* Requirement *
Copy out every record below exactly as written, but leave out any pictures.

>>>>>

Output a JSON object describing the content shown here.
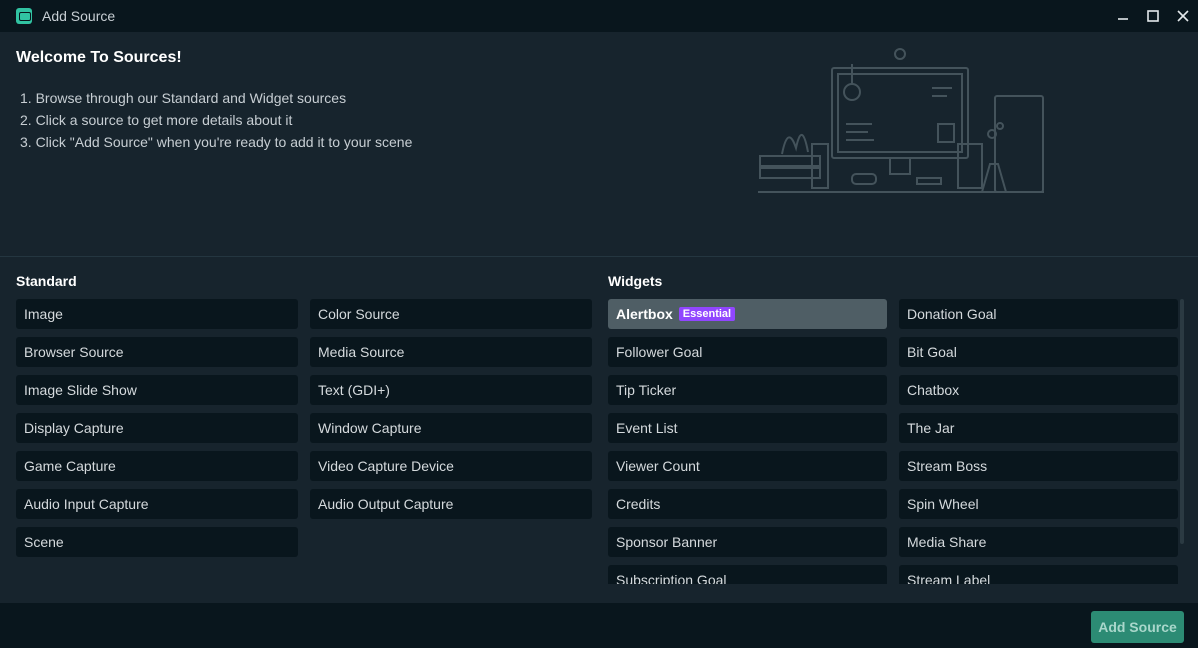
{
  "window": {
    "title": "Add Source"
  },
  "welcome": {
    "title": "Welcome To Sources!",
    "steps": [
      "1. Browse through our Standard and Widget sources",
      "2. Click a source to get more details about it",
      "3. Click \"Add Source\" when you're ready to add it to your scene"
    ]
  },
  "standard": {
    "title": "Standard",
    "left": [
      "Image",
      "Browser Source",
      "Image Slide Show",
      "Display Capture",
      "Game Capture",
      "Audio Input Capture",
      "Scene"
    ],
    "right": [
      "Color Source",
      "Media Source",
      "Text (GDI+)",
      "Window Capture",
      "Video Capture Device",
      "Audio Output Capture"
    ]
  },
  "widgets": {
    "title": "Widgets",
    "badge": "Essential",
    "left": [
      "Alertbox",
      "Follower Goal",
      "Tip Ticker",
      "Event List",
      "Viewer Count",
      "Credits",
      "Sponsor Banner",
      "Subscription Goal"
    ],
    "right": [
      "Donation Goal",
      "Bit Goal",
      "Chatbox",
      "The Jar",
      "Stream Boss",
      "Spin Wheel",
      "Media Share",
      "Stream Label"
    ]
  },
  "footer": {
    "add_label": "Add Source"
  },
  "colors": {
    "accent": "#31c3a2",
    "badge": "#9146ff",
    "button": "#2c8b74"
  },
  "icons": [
    "app-icon",
    "minimize-icon",
    "maximize-icon",
    "close-icon"
  ]
}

<<<<<

* Task response *
Output a JSON object describing the content shown here.
{
  "window": {
    "title": "Add Source"
  },
  "welcome": {
    "title": "Welcome To Sources!",
    "steps": [
      "1. Browse through our Standard and Widget sources",
      "2. Click a source to get more details about it",
      "3. Click \"Add Source\" when you're ready to add it to your scene"
    ]
  },
  "standard": {
    "title": "Standard",
    "left": [
      "Image",
      "Browser Source",
      "Image Slide Show",
      "Display Capture",
      "Game Capture",
      "Audio Input Capture",
      "Scene"
    ],
    "right": [
      "Color Source",
      "Media Source",
      "Text (GDI+)",
      "Window Capture",
      "Video Capture Device",
      "Audio Output Capture"
    ]
  },
  "widgets": {
    "title": "Widgets",
    "badge": "Essential",
    "left": [
      "Alertbox",
      "Follower Goal",
      "Tip Ticker",
      "Event List",
      "Viewer Count",
      "Credits",
      "Sponsor Banner",
      "Subscription Goal"
    ],
    "right": [
      "Donation Goal",
      "Bit Goal",
      "Chatbox",
      "The Jar",
      "Stream Boss",
      "Spin Wheel",
      "Media Share",
      "Stream Label"
    ]
  },
  "footer": {
    "add_label": "Add Source"
  },
  "colors": {
    "accent": "#31c3a2",
    "badge": "#9146ff",
    "button": "#2c8b74"
  },
  "icons": [
    "app-icon",
    "minimize-icon",
    "maximize-icon",
    "close-icon"
  ]
}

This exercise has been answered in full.